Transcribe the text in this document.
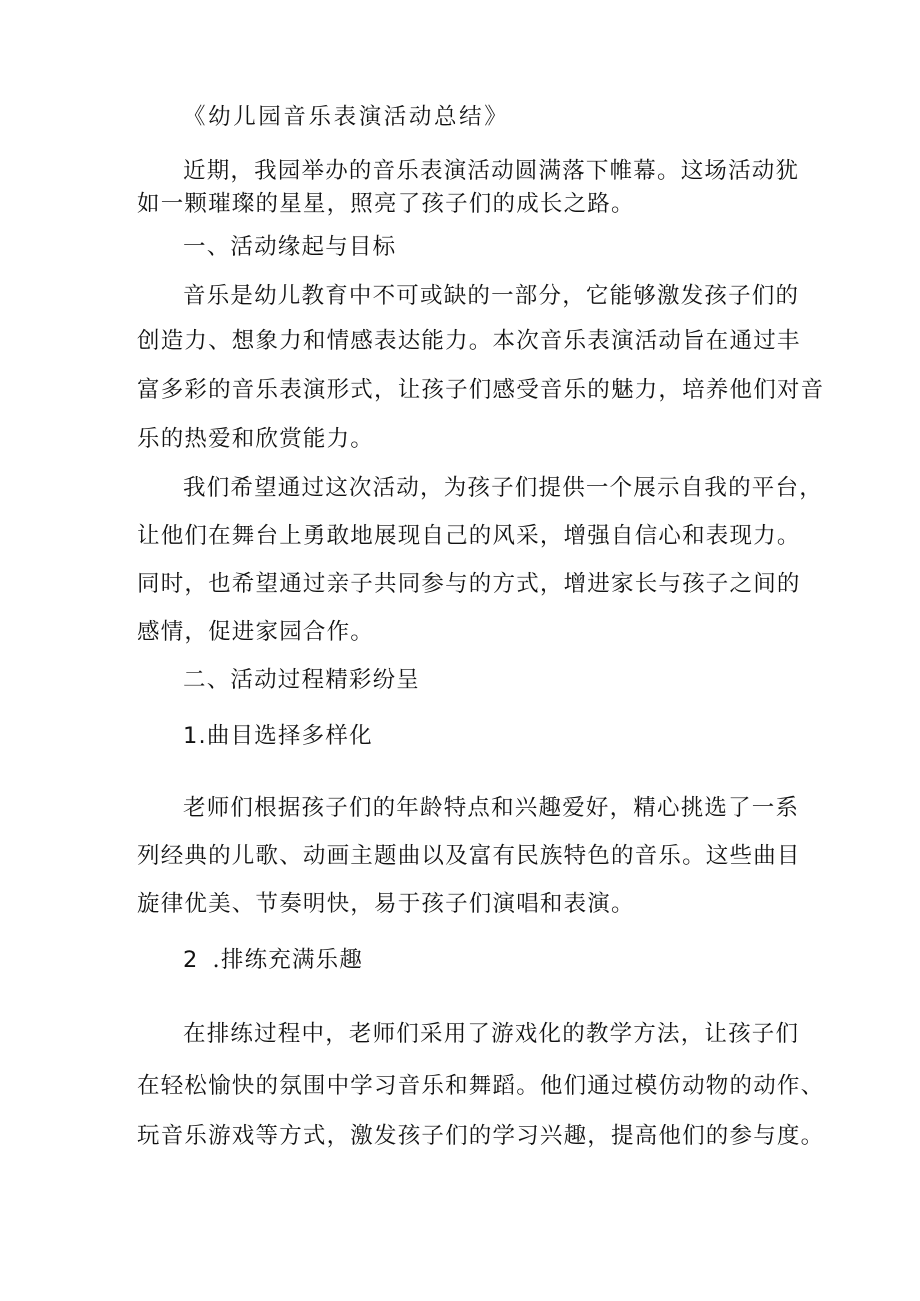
《幼儿园音乐表演活动总结》
近期，我园举办的音乐表演活动圆满落下帷幕。这场活动犹
如一颗璀璨的星星，照亮了孩子们的成长之路。
一、活动缘起与目标
音乐是幼儿教育中不可或缺的一部分，它能够激发孩子们的
创造力、想象力和情感表达能力。本次音乐表演活动旨在通过丰
富多彩的音乐表演形式，让孩子们感受音乐的魅力，培养他们对音
乐的热爱和欣赏能力。
我们希望通过这次活动，为孩子们提供一个展示自我的平台，
让他们在舞台上勇敢地展现自己的风采，增强自信心和表现力。
同时，也希望通过亲子共同参与的方式，增进家长与孩子之间的
感情，促进家园合作。
二、活动过程精彩纷呈
1.曲目选择多样化
老师们根据孩子们的年龄特点和兴趣爱好，精心挑选了一系
列经典的儿歌、动画主题曲以及富有民族特色的音乐。这些曲目
旋律优美、节奏明快，易于孩子们演唱和表演。
2 .排练充满乐趣
在排练过程中，老师们采用了游戏化的教学方法，让孩子们
在轻松愉快的氛围中学习音乐和舞蹈。他们通过模仿动物的动作、
玩音乐游戏等方式，激发孩子们的学习兴趣，提高他们的参与度。
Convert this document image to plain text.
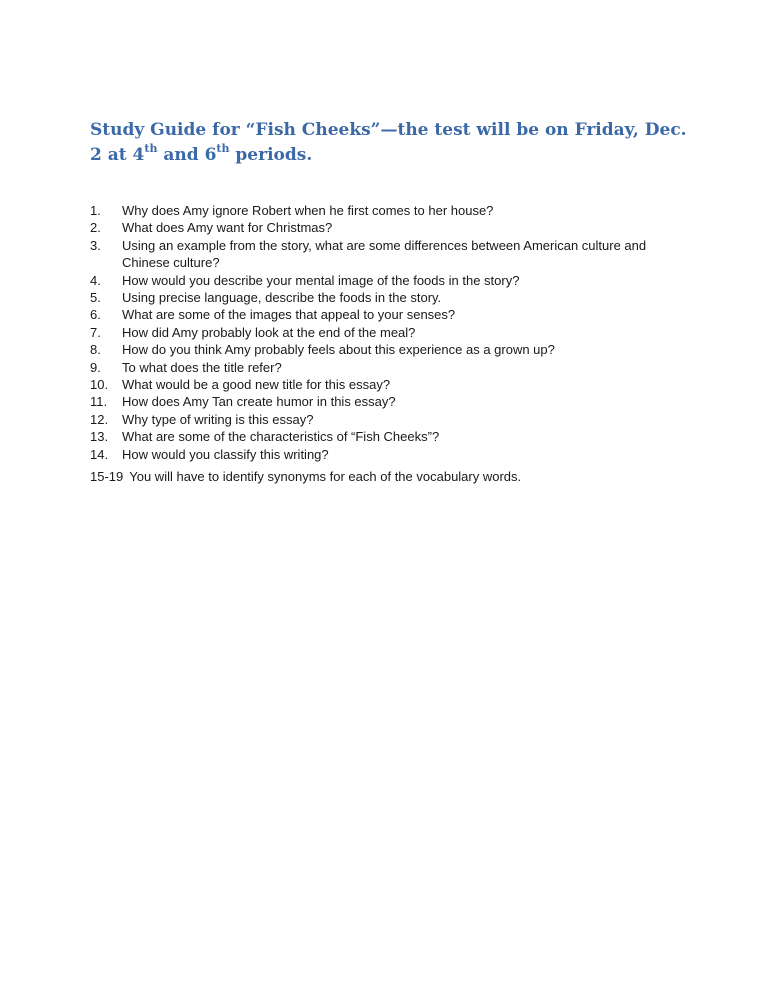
Study Guide for “Fish Cheeks”—the test will be on Friday, Dec. 2 at 4th and 6th periods.
1.	Why does Amy ignore Robert when he first comes to her house?
2.	What does Amy want for Christmas?
3.	Using an example from the story, what are some differences between American culture and Chinese culture?
4.	How would you describe your mental image of the foods in the story?
5.	Using precise language, describe the foods in the story.
6.	What are some of the images that appeal to your senses?
7.	How did Amy probably look at the end of the meal?
8.	How do you think Amy probably feels about this experience as a grown up?
9.	To what does the title refer?
10.	What would be a good new title for this essay?
11.	How does Amy Tan create humor in this essay?
12.	Why type of writing is this essay?
13.	What are some of the characteristics of “Fish Cheeks”?
14.	How would you classify this writing?

15-19 You will have to identify synonyms for each of the vocabulary words.
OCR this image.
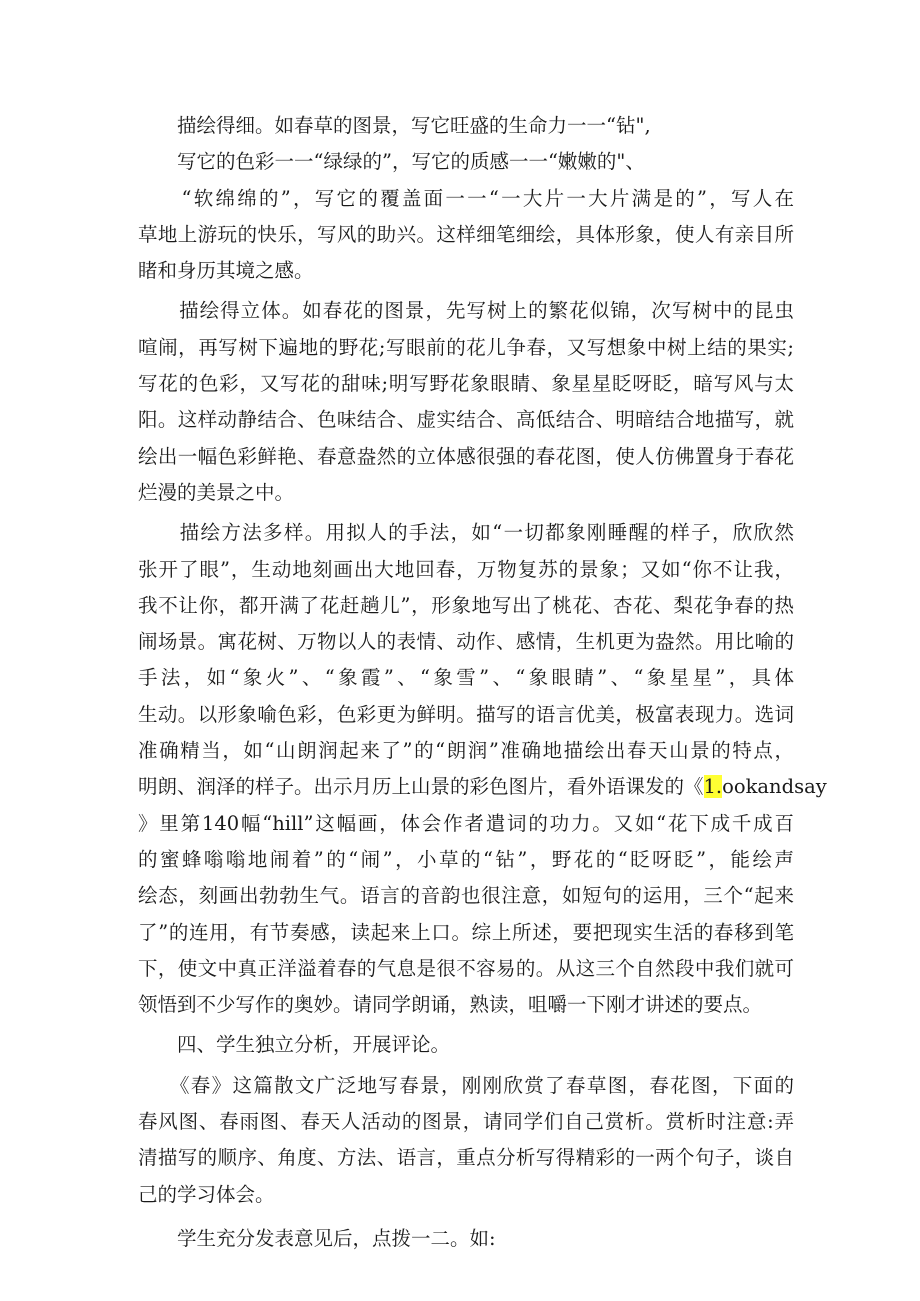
　　描绘得细。如春草的图景，写它旺盛的生命力一一“钻",
　　写它的色彩一一“绿绿的”，写它的质感一一“嫩嫩的"、
　　“软绵绵的”，写它的覆盖面一一“一大片一大片满是的”，写人在
草地上游玩的快乐，写风的助兴。这样细笔细绘，具体形象，使人有亲目所
睹和身历其境之感。
　　描绘得立体。如春花的图景，先写树上的繁花似锦，次写树中的昆虫
喧闹，再写树下遍地的野花;写眼前的花儿争春，又写想象中树上结的果实;
写花的色彩，又写花的甜味;明写野花象眼睛、象星星眨呀眨，暗写风与太
阳。这样动静结合、色味结合、虚实结合、高低结合、明暗结合地描写，就
绘出一幅色彩鲜艳、春意盎然的立体感很强的春花图，使人仿佛置身于春花
烂漫的美景之中。
　　描绘方法多样。用拟人的手法，如“一切都象刚睡醒的样子，欣欣然
张开了眼”，生动地刻画出大地回春，万物复苏的景象；又如“你不让我，
我不让你，都开满了花赶趟儿”，形象地写出了桃花、杏花、梨花争春的热
闹场景。寓花树、万物以人的表情、动作、感情，生机更为盎然。用比喻的
手法，如“象火”、“象霞”、“象雪”、“象眼睛”、“象星星”，具体
生动。以形象喻色彩，色彩更为鲜明。描写的语言优美，极富表现力。选词
准确精当，如“山朗润起来了”的“朗润”准确地描绘出春天山景的特点，
明朗、润泽的样子。出示月历上山景的彩色图片，看外语课发的《1.ookandsay
》里第140幅“hill”这幅画，体会作者遣词的功力。又如“花下成千成百
的蜜蜂嗡嗡地闹着”的“闹”，小草的“钻”，野花的“眨呀眨”，能绘声
绘态，刻画出勃勃生气。语言的音韵也很注意，如短句的运用，三个“起来
了”的连用，有节奏感，读起来上口。综上所述，要把现实生活的春移到笔
下，使文中真正洋溢着春的气息是很不容易的。从这三个自然段中我们就可
领悟到不少写作的奥妙。请同学朗诵，熟读，咀嚼一下刚才讲述的要点。
　　四、学生独立分析，开展评论。
　　《春》这篇散文广泛地写春景，刚刚欣赏了春草图，春花图，下面的
春风图、春雨图、春天人活动的图景，请同学们自己赏析。赏析时注意:弄
清描写的顺序、角度、方法、语言，重点分析写得精彩的一两个句子，谈自
己的学习体会。
　　学生充分发表意见后，点拨一二。如:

= = = = =

_Problem details_. Omit any images, then output the listing exactly.

_Solution below_.
Transcribe the text in this document.
《幼儿园音乐表演活动总结》
近期，我园举办的音乐表演活动圆满落下帷幕。这场活动犹
如一颗璀璨的星星，照亮了孩子们的成长之路。
一、活动缘起与目标
音乐是幼儿教育中不可或缺的一部分，它能够激发孩子们的
创造力、想象力和情感表达能力。本次音乐表演活动旨在通过丰
富多彩的音乐表演形式，让孩子们感受音乐的魅力，培养他们对音
乐的热爱和欣赏能力。
我们希望通过这次活动，为孩子们提供一个展示自我的平台，
让他们在舞台上勇敢地展现自己的风采，增强自信心和表现力。
同时，也希望通过亲子共同参与的方式，增进家长与孩子之间的
感情，促进家园合作。
二、活动过程精彩纷呈
1.曲目选择多样化
老师们根据孩子们的年龄特点和兴趣爱好，精心挑选了一系
列经典的儿歌、动画主题曲以及富有民族特色的音乐。这些曲目
旋律优美、节奏明快，易于孩子们演唱和表演。
2 .排练充满乐趣
在排练过程中，老师们采用了游戏化的教学方法，让孩子们
在轻松愉快的氛围中学习音乐和舞蹈。他们通过模仿动物的动作、
玩音乐游戏等方式，激发孩子们的学习兴趣，提高他们的参与度。
Convert this document image to plain text.
Study Guide for “Fish Cheeks”—the test will be on Friday, Dec. 2 at 4th and 6th periods.
1.	Why does Amy ignore Robert when he first comes to her house?
2.	What does Amy want for Christmas?
3.	Using an example from the story, what are some differences between American culture and Chinese culture?
4.	How would you describe your mental image of the foods in the story?
5.	Using precise language, describe the foods in the story.
6.	What are some of the images that appeal to your senses?
7.	How did Amy probably look at the end of the meal?
8.	How do you think Amy probably feels about this experience as a grown up?
9.	To what does the title refer?
10.	What would be a good new title for this essay?
11.	How does Amy Tan create humor in this essay?
12.	Why type of writing is this essay?
13.	What are some of the characteristics of “Fish Cheeks”?
14.	How would you classify this writing?

15-19 You will have to identify synonyms for each of the vocabulary words.
OCR this image.
　　描绘得细。如春草的图景，写它旺盛的生命力一一“钻",
　　写它的色彩一一“绿绿的”，写它的质感一一“嫩嫩的"、
　　“软绵绵的”，写它的覆盖面一一“一大片一大片满是的”，写人在
草地上游玩的快乐，写风的助兴。这样细笔细绘，具体形象，使人有亲目所
睹和身历其境之感。
　　描绘得立体。如春花的图景，先写树上的繁花似锦，次写树中的昆虫
喧闹，再写树下遍地的野花;写眼前的花儿争春，又写想象中树上结的果实;
写花的色彩，又写花的甜味;明写野花象眼睛、象星星眨呀眨，暗写风与太
阳。这样动静结合、色味结合、虚实结合、高低结合、明暗结合地描写，就
绘出一幅色彩鲜艳、春意盎然的立体感很强的春花图，使人仿佛置身于春花
烂漫的美景之中。
　　描绘方法多样。用拟人的手法，如“一切都象刚睡醒的样子，欣欣然
张开了眼”，生动地刻画出大地回春，万物复苏的景象；又如“你不让我，
我不让你，都开满了花赶趟儿”，形象地写出了桃花、杏花、梨花争春的热
闹场景。寓花树、万物以人的表情、动作、感情，生机更为盎然。用比喻的
手法，如“象火”、“象霞”、“象雪”、“象眼睛”、“象星星”，具体
生动。以形象喻色彩，色彩更为鲜明。描写的语言优美，极富表现力。选词
准确精当，如“山朗润起来了”的“朗润”准确地描绘出春天山景的特点，
明朗、润泽的样子。出示月历上山景的彩色图片，看外语课发的《1.ookandsay
》里第140幅“hill”这幅画，体会作者遣词的功力。又如“花下成千成百
的蜜蜂嗡嗡地闹着”的“闹”，小草的“钻”，野花的“眨呀眨”，能绘声
绘态，刻画出勃勃生气。语言的音韵也很注意，如短句的运用，三个“起来
了”的连用，有节奏感，读起来上口。综上所述，要把现实生活的春移到笔
下，使文中真正洋溢着春的气息是很不容易的。从这三个自然段中我们就可
领悟到不少写作的奥妙。请同学朗诵，熟读，咀嚼一下刚才讲述的要点。
　　四、学生独立分析，开展评论。
　　《春》这篇散文广泛地写春景，刚刚欣赏了春草图，春花图，下面的
春风图、春雨图、春天人活动的图景，请同学们自己赏析。赏析时注意:弄
清描写的顺序、角度、方法、语言，重点分析写得精彩的一两个句子，谈自
己的学习体会。
　　学生充分发表意见后，点拨一二。如:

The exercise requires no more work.